▸ Dataset records
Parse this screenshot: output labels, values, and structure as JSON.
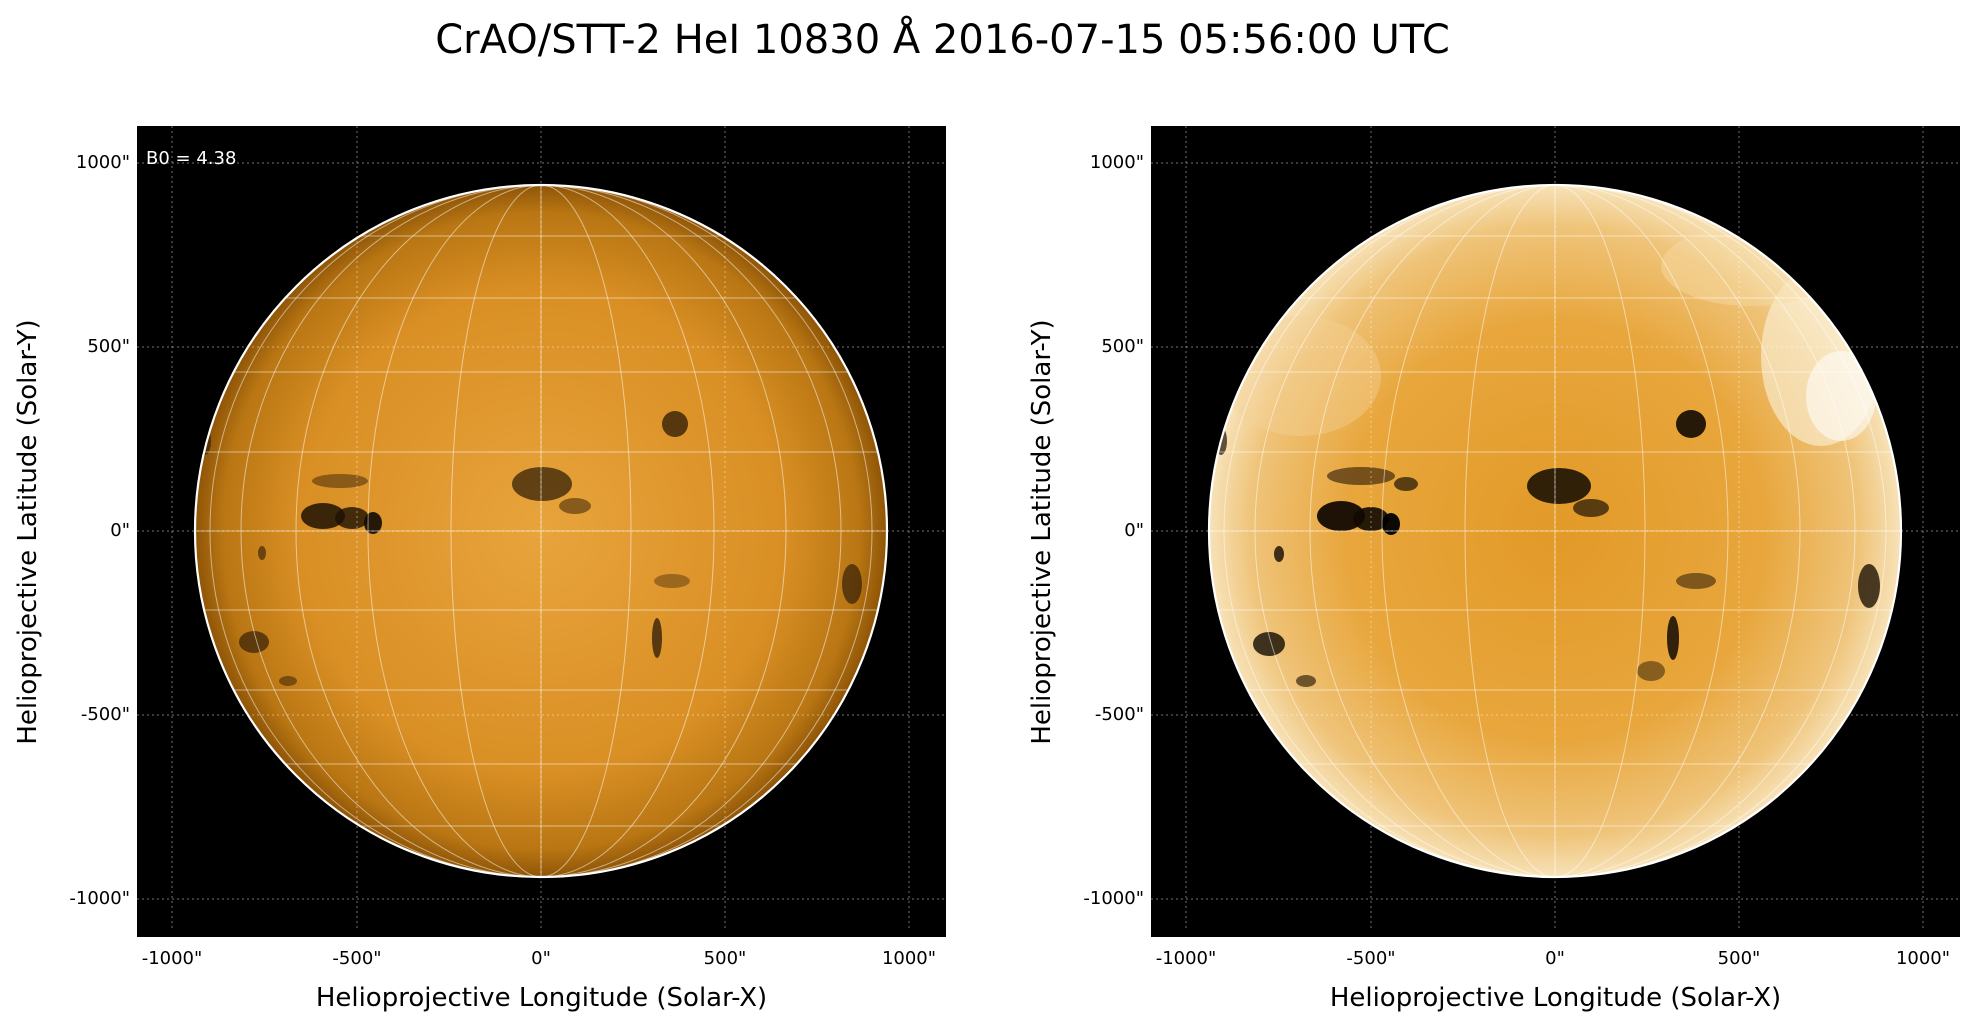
{
  "figure": {
    "title": "CrAO/STT-2 HeI 10830 Å 2016-07-15 05:56:00 UTC"
  },
  "panels": [
    {
      "annotation": "B0 = 4.38",
      "xlabel": "Helioprojective Longitude (Solar-X)",
      "ylabel": "Helioprojective Latitude (Solar-Y)",
      "x_ticks": [
        "-1000\"",
        "-500\"",
        "0\"",
        "500\"",
        "1000\""
      ],
      "y_ticks": [
        "1000\"",
        "500\"",
        "0\"",
        "-500\"",
        "-1000\""
      ],
      "colors": {
        "disk_center": "#e8a43c",
        "disk_edge": "#a8650c",
        "background": "#000000",
        "limb": "#ffffff"
      }
    },
    {
      "xlabel": "Helioprojective Longitude (Solar-X)",
      "ylabel": "Helioprojective Latitude (Solar-Y)",
      "x_ticks": [
        "-1000\"",
        "-500\"",
        "0\"",
        "500\"",
        "1000\""
      ],
      "y_ticks": [
        "1000\"",
        "500\"",
        "0\"",
        "-500\"",
        "-1000\""
      ],
      "colors": {
        "disk_center": "#e29a28",
        "disk_edge": "#f4d9a2",
        "background": "#000000",
        "limb": "#ffffff"
      }
    }
  ]
}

▸ Work to do
Give back the whole listing as it stands, minus its pictures.

▸ Correct result
Parse this screenshot: output labels, values, and structure as JSON.
{
  "figure": {
    "title": "CrAO/STT-2 HeI 10830 Å 2016-07-15 05:56:00 UTC"
  },
  "panels": [
    {
      "annotation": "B0 = 4.38",
      "xlabel": "Helioprojective Longitude (Solar-X)",
      "ylabel": "Helioprojective Latitude (Solar-Y)",
      "x_ticks": [
        "-1000\"",
        "-500\"",
        "0\"",
        "500\"",
        "1000\""
      ],
      "y_ticks": [
        "1000\"",
        "500\"",
        "0\"",
        "-500\"",
        "-1000\""
      ],
      "colors": {
        "disk_center": "#e8a43c",
        "disk_edge": "#a8650c",
        "background": "#000000",
        "limb": "#ffffff"
      }
    },
    {
      "xlabel": "Helioprojective Longitude (Solar-X)",
      "ylabel": "Helioprojective Latitude (Solar-Y)",
      "x_ticks": [
        "-1000\"",
        "-500\"",
        "0\"",
        "500\"",
        "1000\""
      ],
      "y_ticks": [
        "1000\"",
        "500\"",
        "0\"",
        "-500\"",
        "-1000\""
      ],
      "colors": {
        "disk_center": "#e29a28",
        "disk_edge": "#f4d9a2",
        "background": "#000000",
        "limb": "#ffffff"
      }
    }
  ]
}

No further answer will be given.